*To be done:*
Copy out every line containing the word "actualización".
-------- Supplied records
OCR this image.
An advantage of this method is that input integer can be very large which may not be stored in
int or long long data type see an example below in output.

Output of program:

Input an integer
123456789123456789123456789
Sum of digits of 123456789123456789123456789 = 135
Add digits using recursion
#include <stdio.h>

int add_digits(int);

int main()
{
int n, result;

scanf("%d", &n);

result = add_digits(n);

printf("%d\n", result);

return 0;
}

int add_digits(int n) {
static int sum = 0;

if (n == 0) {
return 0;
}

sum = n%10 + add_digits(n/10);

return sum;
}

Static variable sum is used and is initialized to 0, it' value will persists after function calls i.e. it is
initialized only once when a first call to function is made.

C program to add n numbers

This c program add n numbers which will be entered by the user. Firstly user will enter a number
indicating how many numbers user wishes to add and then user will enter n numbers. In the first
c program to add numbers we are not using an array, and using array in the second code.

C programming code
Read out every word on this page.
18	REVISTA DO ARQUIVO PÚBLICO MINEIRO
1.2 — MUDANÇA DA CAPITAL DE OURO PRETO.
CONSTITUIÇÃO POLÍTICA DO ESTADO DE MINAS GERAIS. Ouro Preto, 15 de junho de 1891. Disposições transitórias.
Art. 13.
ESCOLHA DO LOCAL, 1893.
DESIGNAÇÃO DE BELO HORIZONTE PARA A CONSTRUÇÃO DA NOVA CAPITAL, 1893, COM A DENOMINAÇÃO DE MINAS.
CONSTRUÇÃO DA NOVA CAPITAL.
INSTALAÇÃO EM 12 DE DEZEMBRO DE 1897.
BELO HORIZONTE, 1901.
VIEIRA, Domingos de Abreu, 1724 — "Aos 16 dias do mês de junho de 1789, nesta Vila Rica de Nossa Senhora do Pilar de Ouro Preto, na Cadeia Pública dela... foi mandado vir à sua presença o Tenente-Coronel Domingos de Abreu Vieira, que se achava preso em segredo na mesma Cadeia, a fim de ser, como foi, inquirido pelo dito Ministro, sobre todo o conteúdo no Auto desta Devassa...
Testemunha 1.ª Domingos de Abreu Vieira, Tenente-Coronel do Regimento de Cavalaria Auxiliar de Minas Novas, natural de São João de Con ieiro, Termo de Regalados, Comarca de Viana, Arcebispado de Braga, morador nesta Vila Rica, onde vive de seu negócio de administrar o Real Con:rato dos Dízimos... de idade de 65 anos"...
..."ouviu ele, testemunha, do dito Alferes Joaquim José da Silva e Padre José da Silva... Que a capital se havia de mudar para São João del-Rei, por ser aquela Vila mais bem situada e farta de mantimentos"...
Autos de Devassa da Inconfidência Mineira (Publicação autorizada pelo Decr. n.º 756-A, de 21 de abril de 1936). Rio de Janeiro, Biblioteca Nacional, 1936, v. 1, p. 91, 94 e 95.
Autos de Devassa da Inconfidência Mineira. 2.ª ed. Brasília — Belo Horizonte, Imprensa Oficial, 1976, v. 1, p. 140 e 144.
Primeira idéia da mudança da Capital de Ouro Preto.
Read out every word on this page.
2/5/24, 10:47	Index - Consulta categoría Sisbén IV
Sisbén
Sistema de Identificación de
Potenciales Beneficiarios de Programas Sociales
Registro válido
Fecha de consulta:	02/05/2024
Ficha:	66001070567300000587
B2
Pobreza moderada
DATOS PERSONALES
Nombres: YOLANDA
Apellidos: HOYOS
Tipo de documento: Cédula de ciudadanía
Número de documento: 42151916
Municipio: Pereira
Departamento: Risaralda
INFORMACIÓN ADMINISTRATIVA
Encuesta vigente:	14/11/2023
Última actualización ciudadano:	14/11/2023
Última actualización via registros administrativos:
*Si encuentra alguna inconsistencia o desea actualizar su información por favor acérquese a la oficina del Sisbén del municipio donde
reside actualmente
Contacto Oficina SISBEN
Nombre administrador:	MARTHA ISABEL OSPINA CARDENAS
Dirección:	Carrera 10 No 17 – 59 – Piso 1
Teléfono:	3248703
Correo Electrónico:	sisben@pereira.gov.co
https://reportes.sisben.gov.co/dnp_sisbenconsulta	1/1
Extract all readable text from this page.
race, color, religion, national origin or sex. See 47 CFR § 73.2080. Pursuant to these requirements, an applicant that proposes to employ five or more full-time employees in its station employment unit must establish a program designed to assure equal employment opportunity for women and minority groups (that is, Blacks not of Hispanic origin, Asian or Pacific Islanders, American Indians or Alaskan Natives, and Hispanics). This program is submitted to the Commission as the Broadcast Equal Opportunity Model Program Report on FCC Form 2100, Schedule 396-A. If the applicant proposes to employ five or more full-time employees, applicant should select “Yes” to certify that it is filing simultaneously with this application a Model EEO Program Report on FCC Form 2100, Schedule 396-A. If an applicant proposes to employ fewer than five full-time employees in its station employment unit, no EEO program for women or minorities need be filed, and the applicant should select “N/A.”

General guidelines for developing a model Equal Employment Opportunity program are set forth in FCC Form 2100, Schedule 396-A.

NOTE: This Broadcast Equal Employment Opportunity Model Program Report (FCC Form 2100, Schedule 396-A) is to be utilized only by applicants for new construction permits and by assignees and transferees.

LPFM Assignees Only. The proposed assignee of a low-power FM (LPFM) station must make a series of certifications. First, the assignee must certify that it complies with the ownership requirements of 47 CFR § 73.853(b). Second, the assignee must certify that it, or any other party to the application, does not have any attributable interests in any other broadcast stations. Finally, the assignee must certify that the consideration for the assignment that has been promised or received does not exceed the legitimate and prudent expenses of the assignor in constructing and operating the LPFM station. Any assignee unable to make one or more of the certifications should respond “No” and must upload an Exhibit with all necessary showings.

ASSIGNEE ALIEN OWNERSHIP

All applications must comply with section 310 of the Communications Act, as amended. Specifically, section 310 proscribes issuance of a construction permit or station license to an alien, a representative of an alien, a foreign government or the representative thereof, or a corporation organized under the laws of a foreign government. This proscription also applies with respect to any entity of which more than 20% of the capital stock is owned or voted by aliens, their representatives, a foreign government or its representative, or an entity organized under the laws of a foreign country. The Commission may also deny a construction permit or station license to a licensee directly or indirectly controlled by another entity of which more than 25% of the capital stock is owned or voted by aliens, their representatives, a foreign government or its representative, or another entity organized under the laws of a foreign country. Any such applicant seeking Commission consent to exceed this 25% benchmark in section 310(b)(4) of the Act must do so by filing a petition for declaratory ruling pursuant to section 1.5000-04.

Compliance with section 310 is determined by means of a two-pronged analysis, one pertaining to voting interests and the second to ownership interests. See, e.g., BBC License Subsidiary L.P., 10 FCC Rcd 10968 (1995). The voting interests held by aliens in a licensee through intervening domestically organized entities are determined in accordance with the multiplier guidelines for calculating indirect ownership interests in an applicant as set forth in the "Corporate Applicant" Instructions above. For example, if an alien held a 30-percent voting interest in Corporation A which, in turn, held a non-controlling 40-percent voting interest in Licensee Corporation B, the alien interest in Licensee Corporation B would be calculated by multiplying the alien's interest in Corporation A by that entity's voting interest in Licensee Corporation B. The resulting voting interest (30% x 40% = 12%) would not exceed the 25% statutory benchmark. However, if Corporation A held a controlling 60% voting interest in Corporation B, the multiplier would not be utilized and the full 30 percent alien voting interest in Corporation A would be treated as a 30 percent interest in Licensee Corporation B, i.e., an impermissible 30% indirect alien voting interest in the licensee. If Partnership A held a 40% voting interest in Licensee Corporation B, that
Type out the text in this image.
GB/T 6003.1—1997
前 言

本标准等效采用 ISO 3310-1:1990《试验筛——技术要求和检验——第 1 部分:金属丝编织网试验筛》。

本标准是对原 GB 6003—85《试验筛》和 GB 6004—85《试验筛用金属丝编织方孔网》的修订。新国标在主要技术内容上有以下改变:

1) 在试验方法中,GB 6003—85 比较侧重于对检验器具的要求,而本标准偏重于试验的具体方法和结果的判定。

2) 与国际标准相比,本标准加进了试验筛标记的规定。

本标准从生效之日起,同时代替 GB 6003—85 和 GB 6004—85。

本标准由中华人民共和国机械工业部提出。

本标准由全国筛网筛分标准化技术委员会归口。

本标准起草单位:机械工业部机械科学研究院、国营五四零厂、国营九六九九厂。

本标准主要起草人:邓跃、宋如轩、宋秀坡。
----------------
*Response to this exercise:*
Última actualización ciudadano:	14/11/2023
Última actualización via registros administrativos:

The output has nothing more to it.